Extract each line of the records below that contains the word "your".

**** RECORDS TO PROCESS

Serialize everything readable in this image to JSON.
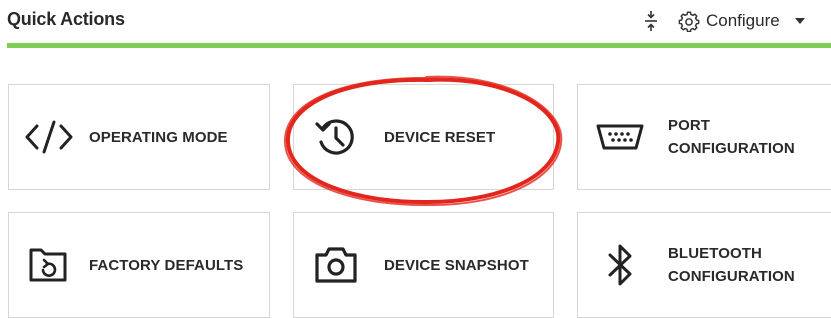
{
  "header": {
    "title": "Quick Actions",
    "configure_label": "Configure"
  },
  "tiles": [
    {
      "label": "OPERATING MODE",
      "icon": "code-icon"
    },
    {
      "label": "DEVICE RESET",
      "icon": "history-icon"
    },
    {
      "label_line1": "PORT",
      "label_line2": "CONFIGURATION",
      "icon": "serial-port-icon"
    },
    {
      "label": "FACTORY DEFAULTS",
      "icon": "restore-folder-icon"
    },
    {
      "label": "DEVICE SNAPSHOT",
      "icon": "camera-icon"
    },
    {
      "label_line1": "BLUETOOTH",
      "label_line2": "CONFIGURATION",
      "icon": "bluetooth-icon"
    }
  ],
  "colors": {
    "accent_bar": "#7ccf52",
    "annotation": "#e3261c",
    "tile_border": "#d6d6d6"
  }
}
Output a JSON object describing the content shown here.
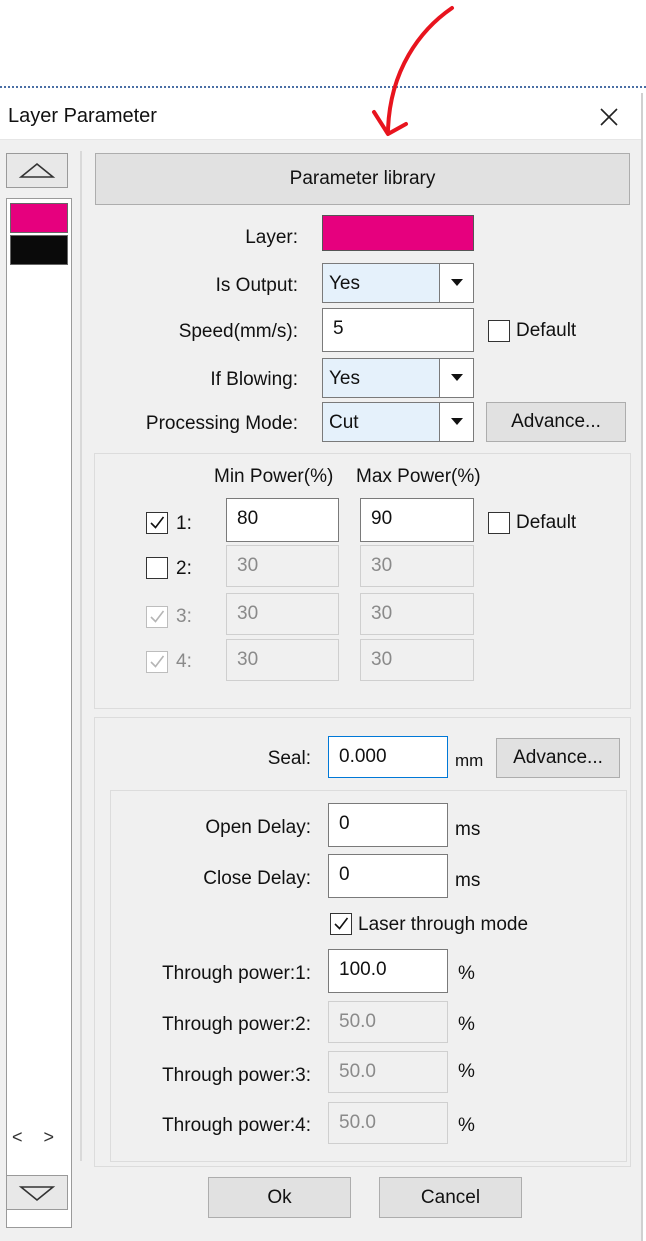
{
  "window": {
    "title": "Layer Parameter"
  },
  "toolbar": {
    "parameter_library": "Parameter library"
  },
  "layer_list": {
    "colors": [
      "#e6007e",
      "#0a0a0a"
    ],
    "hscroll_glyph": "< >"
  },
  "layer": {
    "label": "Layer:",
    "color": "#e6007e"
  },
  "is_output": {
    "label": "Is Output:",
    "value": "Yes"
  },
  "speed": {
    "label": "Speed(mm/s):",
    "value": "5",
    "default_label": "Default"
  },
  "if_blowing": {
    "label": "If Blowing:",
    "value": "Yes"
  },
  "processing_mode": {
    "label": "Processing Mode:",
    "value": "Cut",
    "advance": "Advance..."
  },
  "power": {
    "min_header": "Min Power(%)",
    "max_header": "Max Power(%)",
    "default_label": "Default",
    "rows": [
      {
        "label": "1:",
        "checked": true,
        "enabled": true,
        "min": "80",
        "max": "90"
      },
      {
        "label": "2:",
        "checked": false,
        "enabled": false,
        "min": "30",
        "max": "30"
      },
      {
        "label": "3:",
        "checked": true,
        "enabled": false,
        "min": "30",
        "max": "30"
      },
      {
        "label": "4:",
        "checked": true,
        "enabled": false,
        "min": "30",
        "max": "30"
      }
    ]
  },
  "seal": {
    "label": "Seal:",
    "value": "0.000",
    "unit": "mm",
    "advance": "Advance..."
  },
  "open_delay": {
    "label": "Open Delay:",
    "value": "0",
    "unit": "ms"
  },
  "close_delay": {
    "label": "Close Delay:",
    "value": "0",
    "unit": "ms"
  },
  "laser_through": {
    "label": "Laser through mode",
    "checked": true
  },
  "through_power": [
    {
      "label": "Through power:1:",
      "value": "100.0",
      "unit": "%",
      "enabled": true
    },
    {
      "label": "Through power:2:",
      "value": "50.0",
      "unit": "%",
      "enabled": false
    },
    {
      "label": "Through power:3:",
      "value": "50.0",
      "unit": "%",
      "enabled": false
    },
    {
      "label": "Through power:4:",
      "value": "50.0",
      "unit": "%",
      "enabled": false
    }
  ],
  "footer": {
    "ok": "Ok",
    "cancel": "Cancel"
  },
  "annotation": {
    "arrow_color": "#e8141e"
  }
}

********
**** RECORDS TO PROCESS

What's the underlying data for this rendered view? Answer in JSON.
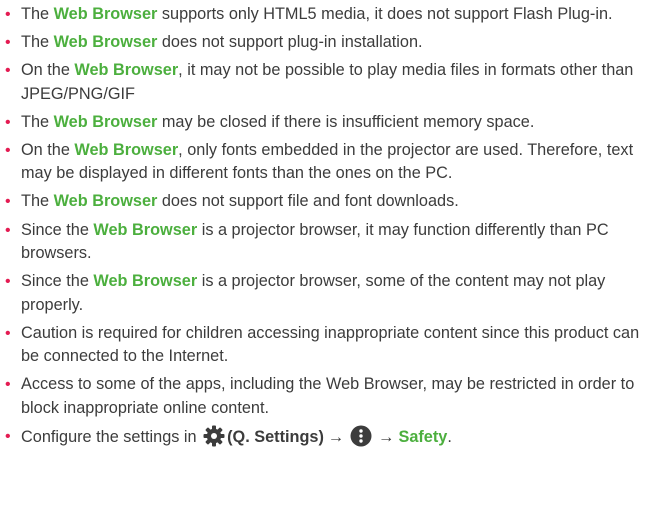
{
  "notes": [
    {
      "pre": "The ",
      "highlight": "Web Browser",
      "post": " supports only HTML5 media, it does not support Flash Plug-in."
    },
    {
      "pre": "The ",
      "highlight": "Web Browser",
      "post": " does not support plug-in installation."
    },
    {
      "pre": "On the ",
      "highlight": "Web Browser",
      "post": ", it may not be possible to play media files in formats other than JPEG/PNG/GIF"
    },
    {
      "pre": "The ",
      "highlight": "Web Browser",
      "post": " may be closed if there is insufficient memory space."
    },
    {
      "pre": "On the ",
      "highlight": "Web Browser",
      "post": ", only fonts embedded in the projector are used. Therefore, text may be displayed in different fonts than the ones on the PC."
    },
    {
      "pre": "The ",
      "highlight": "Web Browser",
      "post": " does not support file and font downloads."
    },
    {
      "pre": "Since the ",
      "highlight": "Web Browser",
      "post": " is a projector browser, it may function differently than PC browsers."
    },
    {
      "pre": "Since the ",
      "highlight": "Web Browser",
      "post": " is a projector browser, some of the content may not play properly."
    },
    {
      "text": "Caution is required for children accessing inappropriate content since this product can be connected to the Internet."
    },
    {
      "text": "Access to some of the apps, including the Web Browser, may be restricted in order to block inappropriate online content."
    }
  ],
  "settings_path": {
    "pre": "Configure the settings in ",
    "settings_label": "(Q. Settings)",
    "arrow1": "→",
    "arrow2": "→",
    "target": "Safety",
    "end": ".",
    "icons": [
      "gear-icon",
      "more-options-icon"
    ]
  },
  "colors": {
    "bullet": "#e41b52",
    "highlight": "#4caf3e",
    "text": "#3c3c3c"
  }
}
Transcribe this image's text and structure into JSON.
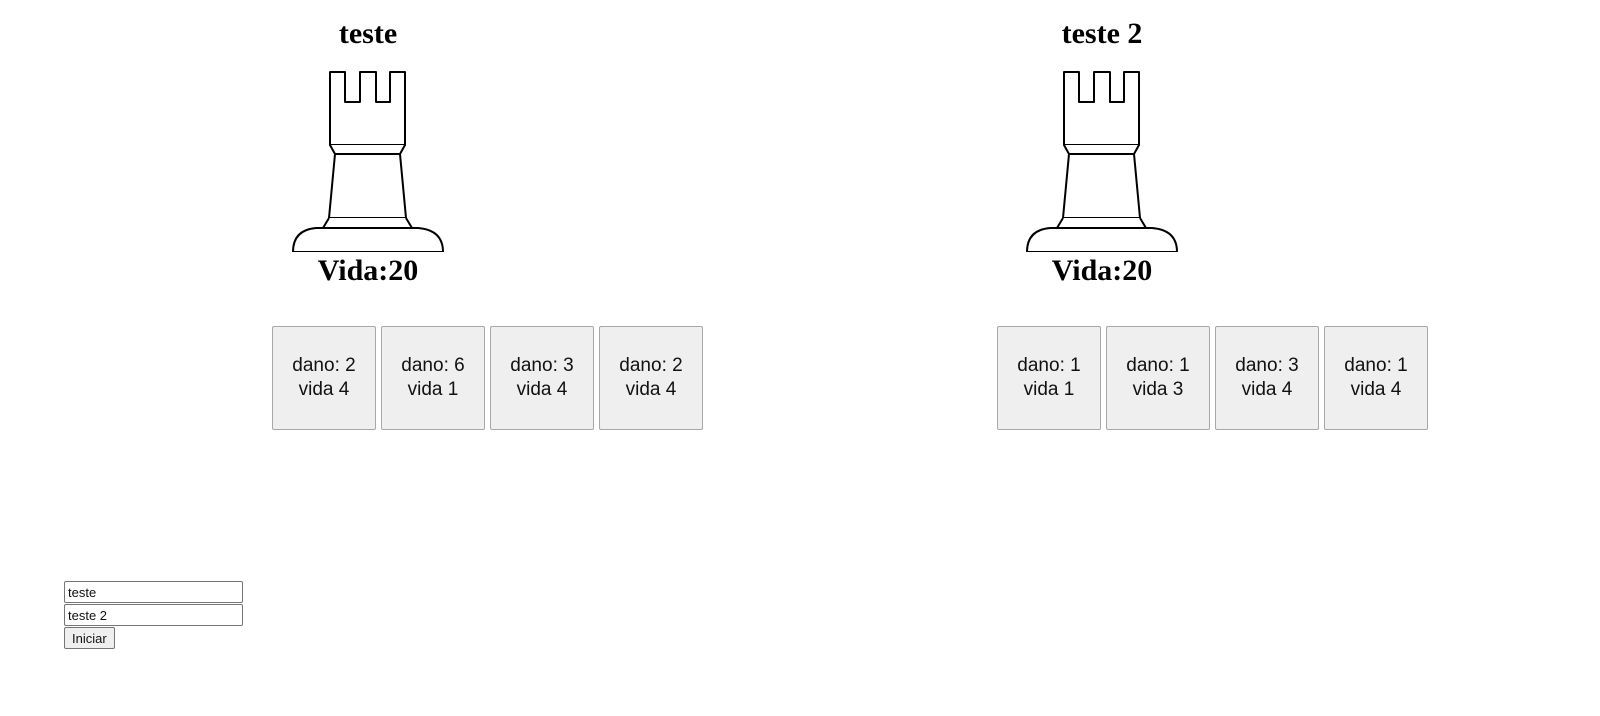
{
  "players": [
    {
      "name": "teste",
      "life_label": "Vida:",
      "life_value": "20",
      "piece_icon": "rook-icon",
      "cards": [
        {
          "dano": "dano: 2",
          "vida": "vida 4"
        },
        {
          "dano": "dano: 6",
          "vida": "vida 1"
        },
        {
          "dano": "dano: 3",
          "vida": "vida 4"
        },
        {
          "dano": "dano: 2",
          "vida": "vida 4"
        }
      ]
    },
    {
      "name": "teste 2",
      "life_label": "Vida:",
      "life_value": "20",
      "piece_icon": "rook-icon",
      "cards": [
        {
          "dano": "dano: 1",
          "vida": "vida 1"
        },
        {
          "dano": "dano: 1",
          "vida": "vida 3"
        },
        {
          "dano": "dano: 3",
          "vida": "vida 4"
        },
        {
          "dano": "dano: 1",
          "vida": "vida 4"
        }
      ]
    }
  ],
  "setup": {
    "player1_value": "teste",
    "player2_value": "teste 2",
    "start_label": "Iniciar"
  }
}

********
**** RECORDS TO PROCESS

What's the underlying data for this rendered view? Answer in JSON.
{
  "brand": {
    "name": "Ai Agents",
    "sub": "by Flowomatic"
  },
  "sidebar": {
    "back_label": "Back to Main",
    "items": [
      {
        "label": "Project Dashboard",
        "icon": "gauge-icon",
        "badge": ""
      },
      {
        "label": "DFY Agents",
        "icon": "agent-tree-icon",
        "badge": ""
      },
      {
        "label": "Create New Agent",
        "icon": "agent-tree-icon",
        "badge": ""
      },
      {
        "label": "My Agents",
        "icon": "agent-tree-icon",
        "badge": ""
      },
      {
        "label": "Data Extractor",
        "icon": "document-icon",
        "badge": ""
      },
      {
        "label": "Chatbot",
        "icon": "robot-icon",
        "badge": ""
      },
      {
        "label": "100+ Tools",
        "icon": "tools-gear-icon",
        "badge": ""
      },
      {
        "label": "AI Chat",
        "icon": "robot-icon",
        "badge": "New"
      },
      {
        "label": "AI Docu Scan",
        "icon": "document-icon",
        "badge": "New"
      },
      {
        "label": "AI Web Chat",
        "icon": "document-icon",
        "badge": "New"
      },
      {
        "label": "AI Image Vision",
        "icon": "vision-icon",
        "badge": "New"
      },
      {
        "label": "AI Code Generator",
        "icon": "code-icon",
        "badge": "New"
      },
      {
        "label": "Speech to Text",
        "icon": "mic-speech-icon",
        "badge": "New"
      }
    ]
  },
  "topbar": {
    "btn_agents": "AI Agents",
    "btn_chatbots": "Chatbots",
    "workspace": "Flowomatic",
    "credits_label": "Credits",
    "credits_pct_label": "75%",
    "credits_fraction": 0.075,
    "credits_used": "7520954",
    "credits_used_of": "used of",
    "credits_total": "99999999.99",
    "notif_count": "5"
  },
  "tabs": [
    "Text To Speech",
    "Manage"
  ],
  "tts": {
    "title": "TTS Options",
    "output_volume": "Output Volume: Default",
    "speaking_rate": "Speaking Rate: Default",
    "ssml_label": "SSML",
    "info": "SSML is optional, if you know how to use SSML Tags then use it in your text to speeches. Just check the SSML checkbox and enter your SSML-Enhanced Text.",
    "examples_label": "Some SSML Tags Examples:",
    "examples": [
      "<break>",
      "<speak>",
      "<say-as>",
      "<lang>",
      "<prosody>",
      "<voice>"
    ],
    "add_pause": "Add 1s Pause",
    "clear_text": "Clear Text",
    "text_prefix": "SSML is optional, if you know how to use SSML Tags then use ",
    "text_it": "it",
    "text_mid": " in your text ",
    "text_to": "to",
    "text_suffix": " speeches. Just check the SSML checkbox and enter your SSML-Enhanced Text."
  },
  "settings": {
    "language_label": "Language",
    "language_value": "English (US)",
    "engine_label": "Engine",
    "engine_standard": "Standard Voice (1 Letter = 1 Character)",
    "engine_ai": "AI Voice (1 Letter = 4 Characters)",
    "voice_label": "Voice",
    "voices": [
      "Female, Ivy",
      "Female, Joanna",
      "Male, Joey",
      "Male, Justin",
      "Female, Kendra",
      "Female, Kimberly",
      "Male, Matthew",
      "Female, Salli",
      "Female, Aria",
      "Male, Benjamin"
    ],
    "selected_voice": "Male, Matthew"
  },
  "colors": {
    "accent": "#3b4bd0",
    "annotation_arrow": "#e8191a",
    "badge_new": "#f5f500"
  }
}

********

RESPONSE BELOW »
    "info": "SSML is optional, if you know how to use SSML Tags then use it in your text to speeches. Just check the SSML checkbox and enter your SSML-Enhanced Text.",
    "text_mid": " in your text ",
    "text_suffix": " speeches. Just check the SSML checkbox and enter your SSML-Enhanced Text."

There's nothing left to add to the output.